The second stage is to conduct anomaly detection on the new electricity data of users. It is assumed that the isolated forest model is composed of T isolated trees. For the new user data x, the segmentation path length h(x) of data x under each isolated tree is calculated. Subsequently, the average segmentation path length E(h(x)) under T isolated trees in the isolated forest is calculated. The smaller the segmentation path length E(h(x)) of the sample in the isolated tree is, the higher the degree of anomaly is.

5. Case Analysis

5.1. Data Source and Preprocessing

The social information of some electric power users in a certain region of Zhejiang Province is investigated by a questionnaire. The social information includes user family structure, number of people, age, household appliances, and payment methods. The labels of some accurate empty-nesters are obtained by the questionnaire. A total number of 6000 questionnaires was collected after eliminating the questionnaires that did not meet the logical requirements.
According to the household number in the questionnaire, the annual daily power consumption data of users were extracted. It was discovered that the power consumption data that did not meet the requirements were incomplete and duplicated. In this paper, the users with incomplete power data greater than 30% of the annual power data are eliminated. Meanwhile, the users with incomplete power data of less than 30% of the annual power data are compensated by the adjacent missing value linear interpolation method, and the time arrangement method is adopted to remove the duplicate data. After data preprocessing, there are 5254 valid users, 678 empty-nest users, and 4576 non-empty-nest users. The labeled data is divided into a training set and a test set, and the validation set is the data of 2000 unlabeled users who did not participate in the questionnaire, as shown in Table 1.

[DATA BLOCK]:
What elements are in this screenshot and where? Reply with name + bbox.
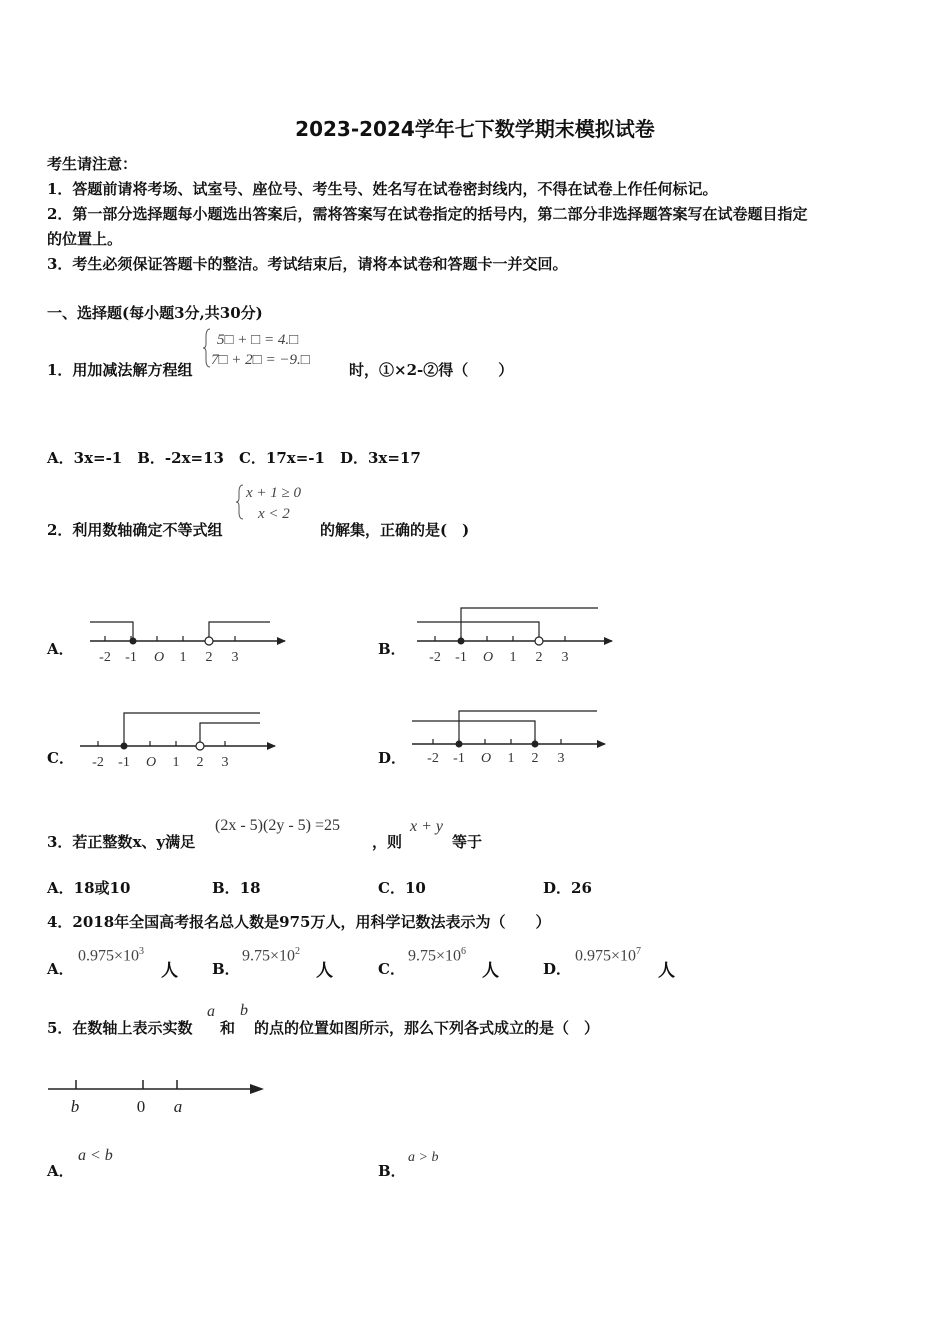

[EXERCISE]:
Translate this sentence from the passage on identifying empty-nest users from electricity data into Spanish: "The social information includes user family structure, number of people, age, household appliances, and payment methods." The lines shown above are not needed for what comes next.

[WRITTEN SOLUTION]:
La información social incluye la estructura familiar del usuario, el número de personas, la edad, los electrodomésticos y los métodos de pago.